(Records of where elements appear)
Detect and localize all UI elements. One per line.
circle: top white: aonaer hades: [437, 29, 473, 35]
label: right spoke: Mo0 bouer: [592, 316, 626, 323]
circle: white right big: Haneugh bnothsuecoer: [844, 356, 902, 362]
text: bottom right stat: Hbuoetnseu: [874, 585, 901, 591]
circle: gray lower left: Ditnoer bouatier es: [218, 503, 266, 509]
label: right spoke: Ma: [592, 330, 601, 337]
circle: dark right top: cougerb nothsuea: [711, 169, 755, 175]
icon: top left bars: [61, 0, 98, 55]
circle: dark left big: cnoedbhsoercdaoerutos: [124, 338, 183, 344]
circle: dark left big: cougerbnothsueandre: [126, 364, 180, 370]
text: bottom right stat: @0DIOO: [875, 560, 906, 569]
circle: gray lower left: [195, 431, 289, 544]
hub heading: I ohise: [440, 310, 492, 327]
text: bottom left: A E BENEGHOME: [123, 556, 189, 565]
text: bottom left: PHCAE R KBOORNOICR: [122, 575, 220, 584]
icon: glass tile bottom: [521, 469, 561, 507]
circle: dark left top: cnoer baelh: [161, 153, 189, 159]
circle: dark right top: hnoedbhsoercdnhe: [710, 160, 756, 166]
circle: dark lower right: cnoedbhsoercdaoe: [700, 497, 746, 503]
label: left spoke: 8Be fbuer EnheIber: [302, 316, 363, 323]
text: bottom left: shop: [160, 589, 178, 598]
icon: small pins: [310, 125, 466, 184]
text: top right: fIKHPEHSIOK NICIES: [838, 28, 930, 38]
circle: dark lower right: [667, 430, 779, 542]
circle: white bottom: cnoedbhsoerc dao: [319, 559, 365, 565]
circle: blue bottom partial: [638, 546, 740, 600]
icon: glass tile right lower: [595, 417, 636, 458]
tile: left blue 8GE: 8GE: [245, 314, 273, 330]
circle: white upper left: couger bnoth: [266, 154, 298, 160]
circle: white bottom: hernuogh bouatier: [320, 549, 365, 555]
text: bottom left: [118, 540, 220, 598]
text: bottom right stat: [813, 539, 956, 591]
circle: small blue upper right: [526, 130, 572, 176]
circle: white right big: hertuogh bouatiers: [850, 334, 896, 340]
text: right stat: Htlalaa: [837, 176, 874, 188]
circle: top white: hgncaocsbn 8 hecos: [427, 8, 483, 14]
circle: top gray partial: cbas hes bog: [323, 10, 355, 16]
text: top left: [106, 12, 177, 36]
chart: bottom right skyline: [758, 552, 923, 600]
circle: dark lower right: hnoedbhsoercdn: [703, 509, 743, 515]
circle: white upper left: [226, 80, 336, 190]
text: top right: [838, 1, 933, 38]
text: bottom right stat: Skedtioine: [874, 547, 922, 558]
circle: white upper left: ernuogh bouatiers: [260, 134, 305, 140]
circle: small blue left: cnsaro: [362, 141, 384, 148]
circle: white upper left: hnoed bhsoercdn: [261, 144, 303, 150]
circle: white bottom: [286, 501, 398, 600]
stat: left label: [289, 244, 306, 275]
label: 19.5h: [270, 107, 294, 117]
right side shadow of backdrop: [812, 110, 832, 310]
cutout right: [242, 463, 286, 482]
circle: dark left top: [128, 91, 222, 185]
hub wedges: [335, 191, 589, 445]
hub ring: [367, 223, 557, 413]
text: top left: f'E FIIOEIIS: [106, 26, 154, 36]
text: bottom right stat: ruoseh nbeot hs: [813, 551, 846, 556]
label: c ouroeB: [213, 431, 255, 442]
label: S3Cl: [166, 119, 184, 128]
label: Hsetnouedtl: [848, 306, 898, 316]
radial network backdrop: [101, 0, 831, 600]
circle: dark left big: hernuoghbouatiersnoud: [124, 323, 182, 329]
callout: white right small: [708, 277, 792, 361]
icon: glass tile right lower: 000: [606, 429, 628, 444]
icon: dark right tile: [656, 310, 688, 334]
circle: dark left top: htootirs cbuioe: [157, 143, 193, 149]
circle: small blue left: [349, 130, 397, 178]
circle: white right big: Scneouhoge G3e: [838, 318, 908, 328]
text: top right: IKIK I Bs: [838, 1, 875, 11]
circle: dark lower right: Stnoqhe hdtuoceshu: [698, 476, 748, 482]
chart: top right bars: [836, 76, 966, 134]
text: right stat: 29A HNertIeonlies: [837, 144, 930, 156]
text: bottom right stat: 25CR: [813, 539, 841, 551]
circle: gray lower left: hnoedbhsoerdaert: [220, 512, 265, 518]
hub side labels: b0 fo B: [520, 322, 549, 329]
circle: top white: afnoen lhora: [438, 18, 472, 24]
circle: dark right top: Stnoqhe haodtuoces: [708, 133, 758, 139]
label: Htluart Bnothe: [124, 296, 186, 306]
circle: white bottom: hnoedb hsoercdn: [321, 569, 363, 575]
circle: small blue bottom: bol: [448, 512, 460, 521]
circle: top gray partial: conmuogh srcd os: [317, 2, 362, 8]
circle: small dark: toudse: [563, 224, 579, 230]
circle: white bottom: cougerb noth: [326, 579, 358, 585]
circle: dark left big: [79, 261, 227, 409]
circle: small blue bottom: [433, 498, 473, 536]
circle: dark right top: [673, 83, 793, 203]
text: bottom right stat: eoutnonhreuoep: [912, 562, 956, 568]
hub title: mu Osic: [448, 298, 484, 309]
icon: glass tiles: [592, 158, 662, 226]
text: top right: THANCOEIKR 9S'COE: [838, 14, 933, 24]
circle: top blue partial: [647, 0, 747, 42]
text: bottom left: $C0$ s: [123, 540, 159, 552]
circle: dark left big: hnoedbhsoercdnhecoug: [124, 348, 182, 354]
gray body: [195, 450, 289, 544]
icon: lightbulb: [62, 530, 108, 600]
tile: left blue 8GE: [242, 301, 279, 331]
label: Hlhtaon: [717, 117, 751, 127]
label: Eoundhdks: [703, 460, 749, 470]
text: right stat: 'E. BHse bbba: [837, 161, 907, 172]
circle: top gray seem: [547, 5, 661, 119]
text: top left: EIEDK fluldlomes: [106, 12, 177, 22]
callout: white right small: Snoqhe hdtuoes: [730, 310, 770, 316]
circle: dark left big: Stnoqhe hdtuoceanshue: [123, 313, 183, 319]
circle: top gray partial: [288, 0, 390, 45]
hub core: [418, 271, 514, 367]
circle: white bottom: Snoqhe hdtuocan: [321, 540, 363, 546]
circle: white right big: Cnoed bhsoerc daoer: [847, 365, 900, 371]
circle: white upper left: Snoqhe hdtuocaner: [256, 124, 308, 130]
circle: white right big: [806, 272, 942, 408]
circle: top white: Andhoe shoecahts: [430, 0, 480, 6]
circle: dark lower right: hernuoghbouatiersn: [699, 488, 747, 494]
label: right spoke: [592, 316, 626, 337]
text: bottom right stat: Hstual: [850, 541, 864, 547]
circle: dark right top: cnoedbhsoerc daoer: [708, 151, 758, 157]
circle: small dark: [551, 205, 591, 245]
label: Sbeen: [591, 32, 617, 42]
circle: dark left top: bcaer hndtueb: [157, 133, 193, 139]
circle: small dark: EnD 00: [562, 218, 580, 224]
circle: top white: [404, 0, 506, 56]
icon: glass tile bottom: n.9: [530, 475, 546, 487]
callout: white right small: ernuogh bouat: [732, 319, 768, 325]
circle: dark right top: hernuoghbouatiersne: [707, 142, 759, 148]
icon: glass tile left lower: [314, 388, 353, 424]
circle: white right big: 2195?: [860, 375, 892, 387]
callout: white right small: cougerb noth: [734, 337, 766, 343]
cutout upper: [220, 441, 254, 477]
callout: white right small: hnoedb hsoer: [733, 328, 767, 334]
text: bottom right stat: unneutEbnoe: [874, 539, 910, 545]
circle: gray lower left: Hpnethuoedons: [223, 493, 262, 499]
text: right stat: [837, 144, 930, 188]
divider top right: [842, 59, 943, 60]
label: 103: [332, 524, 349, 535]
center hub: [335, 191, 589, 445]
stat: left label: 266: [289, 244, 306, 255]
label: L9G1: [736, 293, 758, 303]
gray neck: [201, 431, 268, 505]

### What you have to do:
Rewrite the lines from the start of the records through the line containing "label: right spoke: Ma: [592, 330, 601, 337]", changing "spoke" to "arm" and leaving everything else as it is. Return only those lines.

### Worked solution:
Detect and localize all UI elements. One per line.
circle: top white: aonaer hades: [437, 29, 473, 35]
label: right arm: Mo0 bouer: [592, 316, 626, 323]
circle: white right big: Haneugh bnothsuecoer: [844, 356, 902, 362]
text: bottom right stat: Hbuoetnseu: [874, 585, 901, 591]
circle: gray lower left: Ditnoer bouatier es: [218, 503, 266, 509]
label: right arm: Ma: [592, 330, 601, 337]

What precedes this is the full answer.